### REQUIRED TASK
What is the number of lines in the data that hold the string "poziomie"? Reply with that number only.

### MATERIAL FOR THIS TASK
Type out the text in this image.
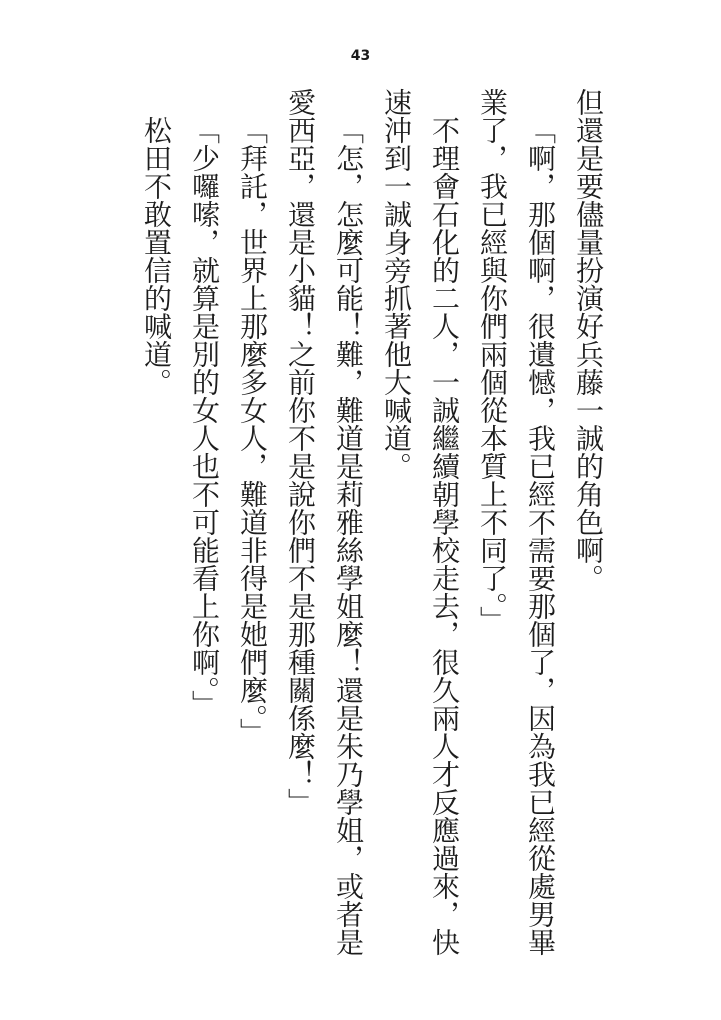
43

但還是要儘量扮演好兵藤一誠的角色啊。

「啊，那個啊，很遺憾，我已經不需要那個了，因為我已經從處男畢業了，我已經與你們兩個從本質上不同了。」

不理會石化的二人，一誠繼續朝學校走去，很久兩人才反應過來，快速沖到一誠身旁抓著他大喊道。

「怎，怎麼可能！難，難道是莉雅絲學姐麼！還是朱乃學姐，或者是愛西亞，還是小貓！之前你不是說你們不是那種關係麼！」

「拜託，世界上那麼多女人，難道非得是她們麼。」

「少囉嗦，就算是別的女人也不可能看上你啊。」

松田不敢置信的喊道。
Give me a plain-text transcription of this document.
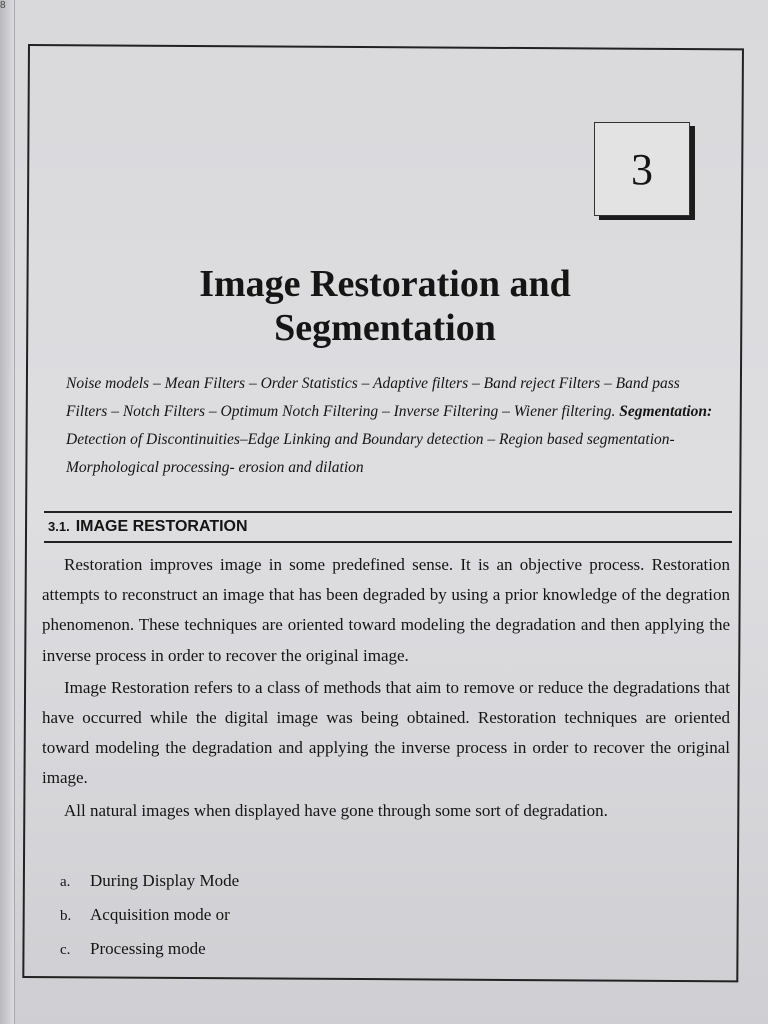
8
3
Image Restoration and
Segmentation
Noise models – Mean Filters – Order Statistics – Adaptive filters – Band reject Filters – Band pass Filters – Notch Filters – Optimum Notch Filtering – Inverse Filtering – Wiener filtering. Segmentation: Detection of Discontinuities–Edge Linking and Boundary detection – Region based segmentation- Morphological processing- erosion and dilation
3.1. IMAGE RESTORATION

Restoration improves image in some predefined sense. It is an objective process. Restoration attempts to reconstruct an image that has been degraded by using a prior knowledge of the degration phenomenon. These techniques are oriented toward modeling the degradation and then applying the inverse process in order to recover the original image.

Image Restoration refers to a class of methods that aim to remove or reduce the degradations that have occurred while the digital image was being obtained. Restoration techniques are oriented toward modeling the degradation and applying the inverse process in order to recover the original image.

All natural images when displayed have gone through some sort of degradation.

a. During Display Mode
b. Acquisition mode or
c. Processing mode
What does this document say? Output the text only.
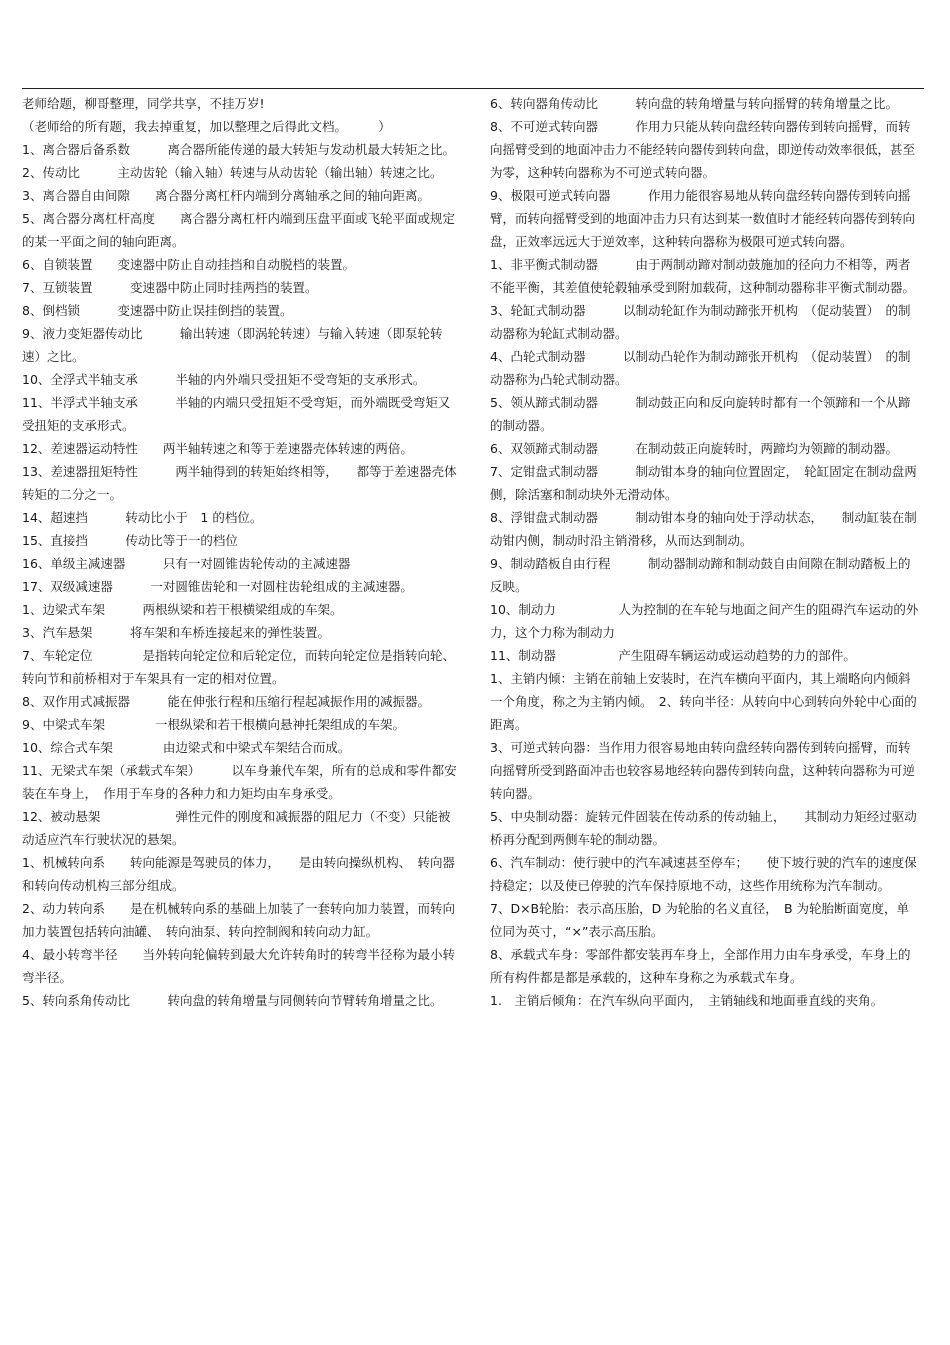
老师给题，柳哥整理，同学共享，不挂万岁!

（老师给的所有题，我去掉重复，加以整理之后得此文档。　　　）

1、离合器后备系数　　　离合器所能传递的最大转矩与发动机最大转矩之比。

2、传动比　　　主动齿轮（输入轴）转速与从动齿轮（输出轴）转速之比。

3、离合器自由间隙　　离合器分离杠杆内端到分离轴承之间的轴向距离。

5、离合器分离杠杆高度　　离合器分离杠杆内端到压盘平面或飞轮平面或规定的某一平面之间的轴向距离。

6、自锁装置　　变速器中防止自动挂挡和自动脱档的装置。

7、互锁装置　　　变速器中防止同时挂两挡的装置。

8、倒档锁　　　变速器中防止误挂倒挡的装置。

9、液力变矩器传动比　　　输出转速（即涡轮转速）与输入转速（即泵轮转速）之比。

10、全浮式半轴支承　　　半轴的内外端只受扭矩不受弯矩的支承形式。

11、半浮式半轴支承　　　半轴的内端只受扭矩不受弯矩，而外端既受弯矩又受扭矩的支承形式。

12、差速器运动特性　　两半轴转速之和等于差速器壳体转速的两倍。

13、差速器扭矩特性　　　两半轴得到的转矩始终相等，　　都等于差速器壳体转矩的二分之一。

14、超速挡　　　转动比小于　1 的档位。

15、直接挡　　　传动比等于一的档位

16、单级主减速器　　　只有一对圆锥齿轮传动的主减速器

17、双级减速器　　　一对圆锥齿轮和一对圆柱齿轮组成的主减速器。

1、边梁式车架　　　两根纵梁和若干根横梁组成的车架。

3、汽车悬架　　　将车架和车桥连接起来的弹性装置。

7、车轮定位　　　　是指转向轮定位和后轮定位，而转向轮定位是指转向轮、转向节和前桥相对于车架具有一定的相对位置。

8、双作用式减振器　　　能在伸张行程和压缩行程起减振作用的减振器。

9、中梁式车架　　　　一根纵梁和若干根横向悬神托架组成的车架。

10、综合式车架　　　　由边梁式和中梁式车架结合而成。

11、无梁式车架（承载式车架）　　　以车身兼代车架，所有的总成和零件都安装在车身上，　作用于车身的各种力和力矩均由车身承受。

12、被动悬架　　　　　　弹性元件的刚度和减振器的阻尼力（不变）只能被动适应汽车行驶状况的悬架。

1、机械转向系　　转向能源是驾驶员的体力，　　是由转向操纵机构、　转向器和转向传动机构三部分组成。

2、动力转向系　　是在机械转向系的基础上加装了一套转向加力装置，而转向加力装置包括转向油罐、　转向油泵、转向控制阀和转向动力缸。

4、最小转弯半径　　当外转向轮偏转到最大允许转角时的转弯半径称为最小转弯半径。

5、转向系角传动比　　　转向盘的转角增量与同侧转向节臂转角增量之比。

6、转向器角传动比　　　转向盘的转角增量与转向摇臂的转角增量之比。

8、不可逆式转向器　　　作用力只能从转向盘经转向器传到转向摇臂，而转向摇臂受到的地面冲击力不能经转向器传到转向盘，即逆传动效率很低，甚至为零，这种转向器称为不可逆式转向器。

9、极限可逆式转向器　　　作用力能很容易地从转向盘经转向器传到转向摇臂，而转向摇臂受到的地面冲击力只有达到某一数值时才能经转向器传到转向盘，正效率远远大于逆效率，这种转向器称为极限可逆式转向器。

1、非平衡式制动器　　　由于两制动蹄对制动鼓施加的径向力不相等，两者不能平衡，其差值使轮毂轴承受到附加载荷，这种制动器称非平衡式制动器。

3、轮缸式制动器　　　以制动轮缸作为制动蹄张开机构　（促动装置）　的制动器称为轮缸式制动器。

4、凸轮式制动器　　　以制动凸轮作为制动蹄张开机构　（促动装置）　的制动器称为凸轮式制动器。

5、领从蹄式制动器　　　制动鼓正向和反向旋转时都有一个领蹄和一个从蹄的制动器。

6、双领蹄式制动器　　　在制动鼓正向旋转时，两蹄均为领蹄的制动器。

7、定钳盘式制动器　　　制动钳本身的轴向位置固定，　轮缸固定在制动盘两侧，除活塞和制动块外无滑动体。

8、浮钳盘式制动器　　　制动钳本身的轴向处于浮动状态，　　制动缸装在制动钳内侧，制动时沿主销滑移，从而达到制动。

9、制动踏板自由行程　　　制动器制动蹄和制动鼓自由间隙在制动踏板上的反映。

10、制动力　　　　　人为控制的在车轮与地面之间产生的阻碍汽车运动的外力，这个力称为制动力

11、制动器　　　　　产生阻碍车辆运动或运动趋势的力的部件。

1、主销内倾：主销在前轴上安装时，在汽车横向平面内，其上端略向内倾斜一个角度，称之为主销内倾。　2、转向半径：从转向中心到转向外轮中心面的距离。

3、可逆式转向器：当作用力很容易地由转向盘经转向器传到转向摇臂，而转向摇臂所受到路面冲击也较容易地经转向器传到转向盘，这种转向器称为可逆转向器。

5、中央制动器：旋转元件固装在传动系的传动轴上，　　其制动力矩经过驱动桥再分配到两侧车轮的制动器。

6、汽车制动：使行驶中的汽车减速甚至停车；　　使下坡行驶的汽车的速度保持稳定；以及使已停驶的汽车保持原地不动，这些作用统称为汽车制动。

7、D×B轮胎：表示高压胎，D 为轮胎的名义直径，　B 为轮胎断面宽度，单位同为英寸，“×”表示高压胎。

8、承载式车身：零部件都安装再车身上，全部作用力由车身承受，车身上的所有构件都是都是承载的，这种车身称之为承载式车身。

1.　主销后倾角：在汽车纵向平面内，　主销轴线和地面垂直线的夹角。
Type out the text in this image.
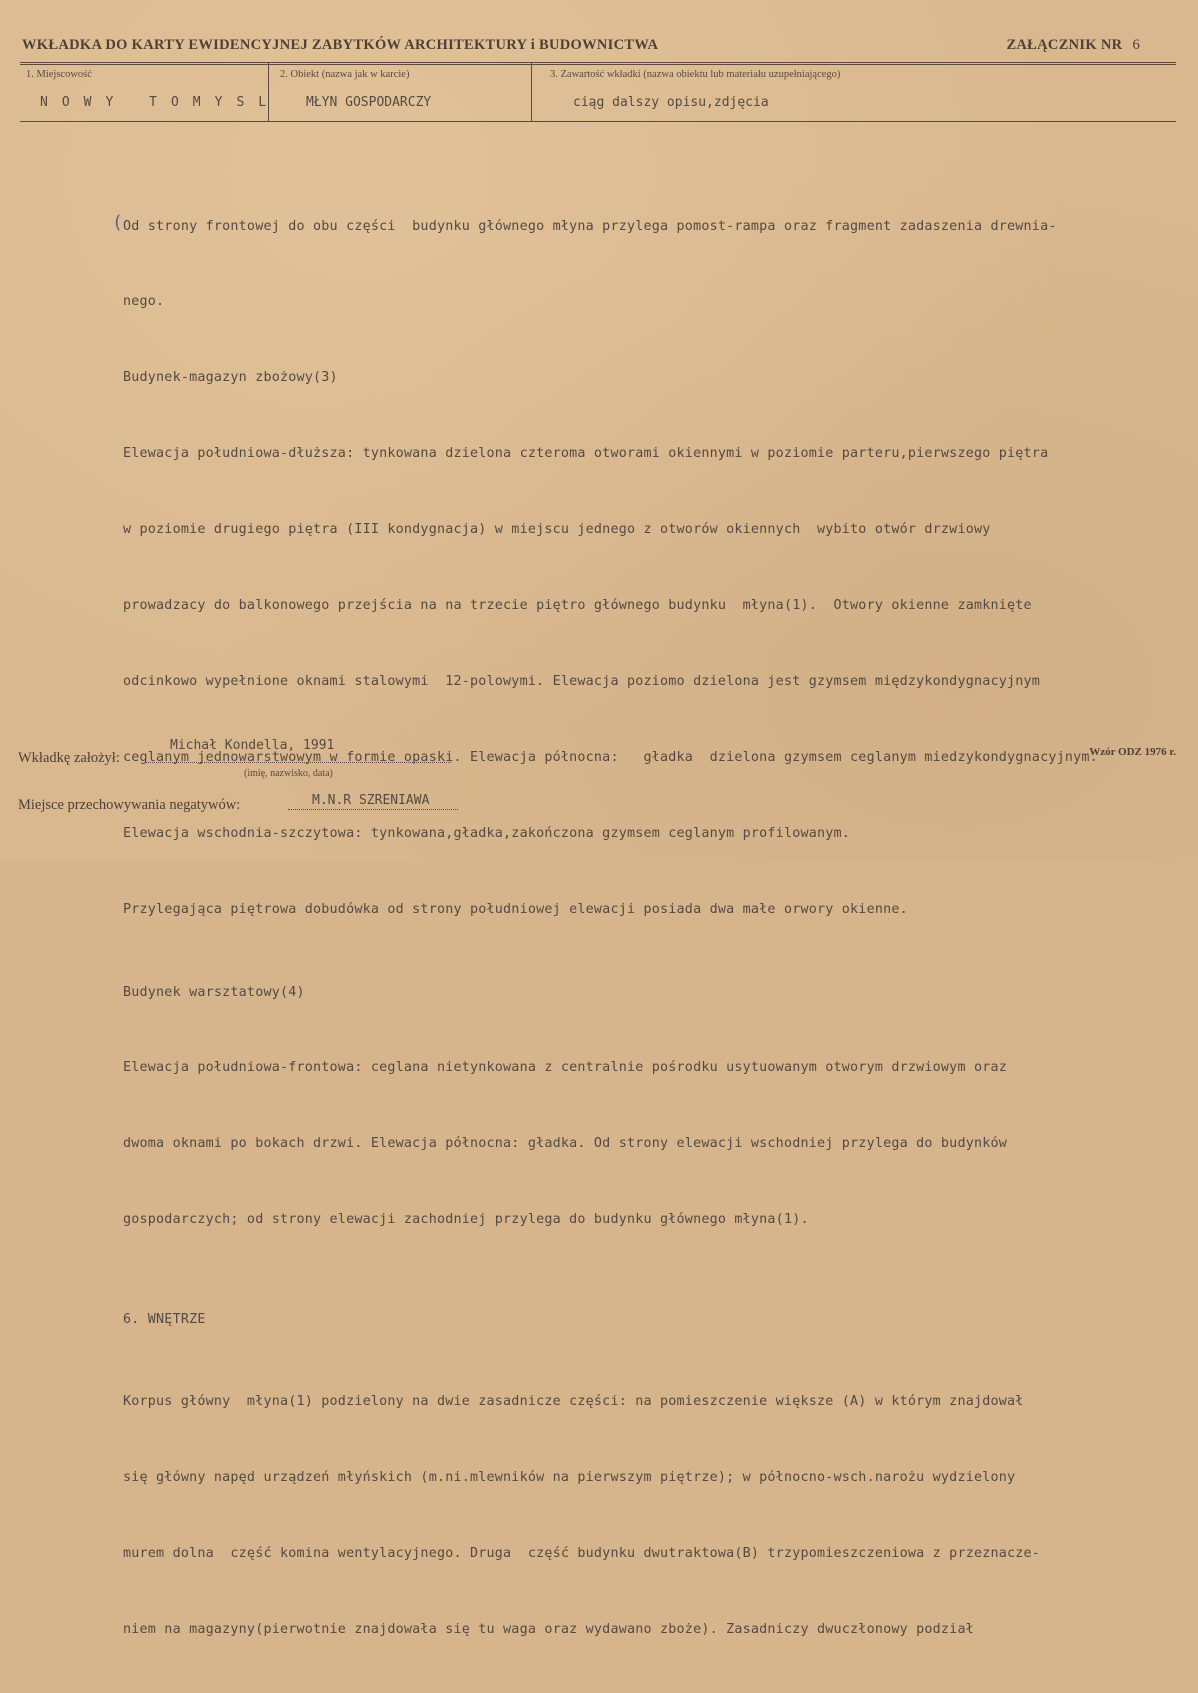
WKŁADKA DO KARTY EWIDENCYJNEJ ZABYTKÓW ARCHITEKTURY i BUDOWNICTWA	ZAŁĄCZNIK NR 6
1. Miejscowość
NOWY TOMYSL
2. Obiekt (nazwa jak w karcie)
MŁYN GOSPODARCZY
3. Zawartość wkładki (nazwa obiektu lub materiału uzupełniającego)
ciąg dalszy opisu,zdjęcia
(

Od strony frontowej do obu części  budynku głównego młyna przylega pomost-rampa oraz fragment zadaszenia drewnia-

nego.

Budynek-magazyn zbożowy(3)

Elewacja południowa-dłuższa: tynkowana dzielona czteroma otworami okiennymi w poziomie parteru,pierwszego piętra

w poziomie drugiego piętra (III kondygnacja) w miejscu jednego z otworów okiennych  wybito otwór drzwiowy

prowadzacy do balkonowego przejścia na na trzecie piętro głównego budynku  młyna(1).  Otwory okienne zamknięte

odcinkowo wypełnione oknami stalowymi  12-polowymi. Elewacja poziomo dzielona jest gzymsem międzykondygnacyjnym

ceglanym jednowarstwowym w formie opaski. Elewacja północna:   gładka  dzielona gzymsem ceglanym miedzykondygnacyjnym.

Elewacja wschodnia-szczytowa: tynkowana,gładka,zakończona gzymsem ceglanym profilowanym.

Przylegająca piętrowa dobudówka od strony południowej elewacji posiada dwa małe orwory okienne.

Budynek warsztatowy(4)

Elewacja południowa-frontowa: ceglana nietynkowana z centralnie pośrodku usytuowanym otworym drzwiowym oraz

dwoma oknami po bokach drzwi. Elewacja północna: gładka. Od strony elewacji wschodniej przylega do budynków

gospodarczych; od strony elewacji zachodniej przylega do budynku głównego młyna(1).

6. WNĘTRZE

Korpus główny  młyna(1) podzielony na dwie zasadnicze części: na pomieszczenie większe (A) w którym znajdował

się główny napęd urządzeń młyńskich (m.ni.mlewników na pierwszym piętrze); w północno-wsch.narożu wydzielony

murem dolna  część komina wentylacyjnego. Druga  część budynku dwutraktowa(B) trzypomieszczeniowa z przeznacze-

niem na magazyny(pierwotnie znajdowała się tu waga oraz wydawano zboże). Zasadniczy dwuczłonowy podział

Wkładkę założył:
Michał Kondella, 1991
(imię, nazwisko, data)
Miejsce przechowywania negatywów:	M.N.R SZRENIAWA
Wzór ODZ 1976 r.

### SOLUTION
2